* WHAT THIS TASK INVOLVES
Repeat the records exactly. Every line must match.

-- begin RECORD SET --

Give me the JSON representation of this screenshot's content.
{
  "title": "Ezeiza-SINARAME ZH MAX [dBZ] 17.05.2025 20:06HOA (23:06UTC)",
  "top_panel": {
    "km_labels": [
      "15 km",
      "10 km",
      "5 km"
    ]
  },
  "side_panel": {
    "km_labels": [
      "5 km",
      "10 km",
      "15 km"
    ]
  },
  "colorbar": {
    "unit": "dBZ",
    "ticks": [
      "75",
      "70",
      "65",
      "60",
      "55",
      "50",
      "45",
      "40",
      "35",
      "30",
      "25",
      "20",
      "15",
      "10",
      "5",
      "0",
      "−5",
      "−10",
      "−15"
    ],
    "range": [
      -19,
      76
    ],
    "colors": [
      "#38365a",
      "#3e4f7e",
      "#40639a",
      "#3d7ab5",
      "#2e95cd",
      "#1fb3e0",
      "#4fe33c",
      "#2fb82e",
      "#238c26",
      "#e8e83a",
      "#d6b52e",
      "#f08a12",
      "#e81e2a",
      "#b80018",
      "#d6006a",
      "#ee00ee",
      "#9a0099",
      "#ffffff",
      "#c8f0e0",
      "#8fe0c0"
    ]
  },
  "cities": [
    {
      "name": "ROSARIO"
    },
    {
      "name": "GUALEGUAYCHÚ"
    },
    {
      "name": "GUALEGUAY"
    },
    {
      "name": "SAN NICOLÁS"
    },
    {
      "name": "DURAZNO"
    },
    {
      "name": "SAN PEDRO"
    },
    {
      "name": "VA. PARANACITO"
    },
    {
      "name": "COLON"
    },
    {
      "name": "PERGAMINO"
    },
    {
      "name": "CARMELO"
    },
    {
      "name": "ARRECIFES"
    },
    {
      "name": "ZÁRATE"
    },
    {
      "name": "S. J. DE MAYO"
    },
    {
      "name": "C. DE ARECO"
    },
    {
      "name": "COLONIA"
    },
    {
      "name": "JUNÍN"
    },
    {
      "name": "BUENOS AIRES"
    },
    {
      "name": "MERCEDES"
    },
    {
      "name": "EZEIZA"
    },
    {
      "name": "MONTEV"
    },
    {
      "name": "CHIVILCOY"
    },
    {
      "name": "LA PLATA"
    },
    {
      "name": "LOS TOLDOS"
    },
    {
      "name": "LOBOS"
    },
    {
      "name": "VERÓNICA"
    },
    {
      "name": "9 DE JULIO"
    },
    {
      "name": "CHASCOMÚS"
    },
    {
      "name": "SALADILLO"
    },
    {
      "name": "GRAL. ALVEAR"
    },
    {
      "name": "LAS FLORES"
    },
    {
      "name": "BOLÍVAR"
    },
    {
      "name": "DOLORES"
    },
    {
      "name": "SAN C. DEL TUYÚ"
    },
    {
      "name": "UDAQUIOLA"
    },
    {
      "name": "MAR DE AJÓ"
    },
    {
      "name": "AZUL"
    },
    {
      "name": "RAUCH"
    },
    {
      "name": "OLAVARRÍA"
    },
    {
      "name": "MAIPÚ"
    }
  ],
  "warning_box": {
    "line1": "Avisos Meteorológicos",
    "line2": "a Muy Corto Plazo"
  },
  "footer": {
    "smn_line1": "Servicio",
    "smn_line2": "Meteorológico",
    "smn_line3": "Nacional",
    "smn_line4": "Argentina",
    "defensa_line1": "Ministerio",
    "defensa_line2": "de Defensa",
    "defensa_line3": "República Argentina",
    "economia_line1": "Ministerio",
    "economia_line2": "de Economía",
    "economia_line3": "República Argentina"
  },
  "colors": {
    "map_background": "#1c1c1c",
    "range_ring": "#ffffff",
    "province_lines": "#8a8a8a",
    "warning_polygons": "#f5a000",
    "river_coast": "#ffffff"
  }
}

-- end RECORD SET --

* SOLUTION FOR THIS EXERCISE
Give me the JSON representation of this screenshot's content.
{
  "title": "Ezeiza-SINARAME ZH MAX [dBZ] 17.05.2025 20:06HOA (23:06UTC)",
  "top_panel": {
    "km_labels": [
      "15 km",
      "10 km",
      "5 km"
    ]
  },
  "side_panel": {
    "km_labels": [
      "5 km",
      "10 km",
      "15 km"
    ]
  },
  "colorbar": {
    "unit": "dBZ",
    "ticks": [
      "75",
      "70",
      "65",
      "60",
      "55",
      "50",
      "45",
      "40",
      "35",
      "30",
      "25",
      "20",
      "15",
      "10",
      "5",
      "0",
      "−5",
      "−10",
      "−15"
    ],
    "range": [
      -19,
      76
    ],
    "colors": [
      "#38365a",
      "#3e4f7e",
      "#40639a",
      "#3d7ab5",
      "#2e95cd",
      "#1fb3e0",
      "#4fe33c",
      "#2fb82e",
      "#238c26",
      "#e8e83a",
      "#d6b52e",
      "#f08a12",
      "#e81e2a",
      "#b80018",
      "#d6006a",
      "#ee00ee",
      "#9a0099",
      "#ffffff",
      "#c8f0e0",
      "#8fe0c0"
    ]
  },
  "cities": [
    {
      "name": "ROSARIO"
    },
    {
      "name": "GUALEGUAYCHÚ"
    },
    {
      "name": "GUALEGUAY"
    },
    {
      "name": "SAN NICOLÁS"
    },
    {
      "name": "DURAZNO"
    },
    {
      "name": "SAN PEDRO"
    },
    {
      "name": "VA. PARANACITO"
    },
    {
      "name": "COLON"
    },
    {
      "name": "PERGAMINO"
    },
    {
      "name": "CARMELO"
    },
    {
      "name": "ARRECIFES"
    },
    {
      "name": "ZÁRATE"
    },
    {
      "name": "S. J. DE MAYO"
    },
    {
      "name": "C. DE ARECO"
    },
    {
      "name": "COLONIA"
    },
    {
      "name": "JUNÍN"
    },
    {
      "name": "BUENOS AIRES"
    },
    {
      "name": "MERCEDES"
    },
    {
      "name": "EZEIZA"
    },
    {
      "name": "MONTEV"
    },
    {
      "name": "CHIVILCOY"
    },
    {
      "name": "LA PLATA"
    },
    {
      "name": "LOS TOLDOS"
    },
    {
      "name": "LOBOS"
    },
    {
      "name": "VERÓNICA"
    },
    {
      "name": "9 DE JULIO"
    },
    {
      "name": "CHASCOMÚS"
    },
    {
      "name": "SALADILLO"
    },
    {
      "name": "GRAL. ALVEAR"
    },
    {
      "name": "LAS FLORES"
    },
    {
      "name": "BOLÍVAR"
    },
    {
      "name": "DOLORES"
    },
    {
      "name": "SAN C. DEL TUYÚ"
    },
    {
      "name": "UDAQUIOLA"
    },
    {
      "name": "MAR DE AJÓ"
    },
    {
      "name": "AZUL"
    },
    {
      "name": "RAUCH"
    },
    {
      "name": "OLAVARRÍA"
    },
    {
      "name": "MAIPÚ"
    }
  ],
  "warning_box": {
    "line1": "Avisos Meteorológicos",
    "line2": "a Muy Corto Plazo"
  },
  "footer": {
    "smn_line1": "Servicio",
    "smn_line2": "Meteorológico",
    "smn_line3": "Nacional",
    "smn_line4": "Argentina",
    "defensa_line1": "Ministerio",
    "defensa_line2": "de Defensa",
    "defensa_line3": "República Argentina",
    "economia_line1": "Ministerio",
    "economia_line2": "de Economía",
    "economia_line3": "República Argentina"
  },
  "colors": {
    "map_background": "#1c1c1c",
    "range_ring": "#ffffff",
    "province_lines": "#8a8a8a",
    "warning_polygons": "#f5a000",
    "river_coast": "#ffffff"
  }
}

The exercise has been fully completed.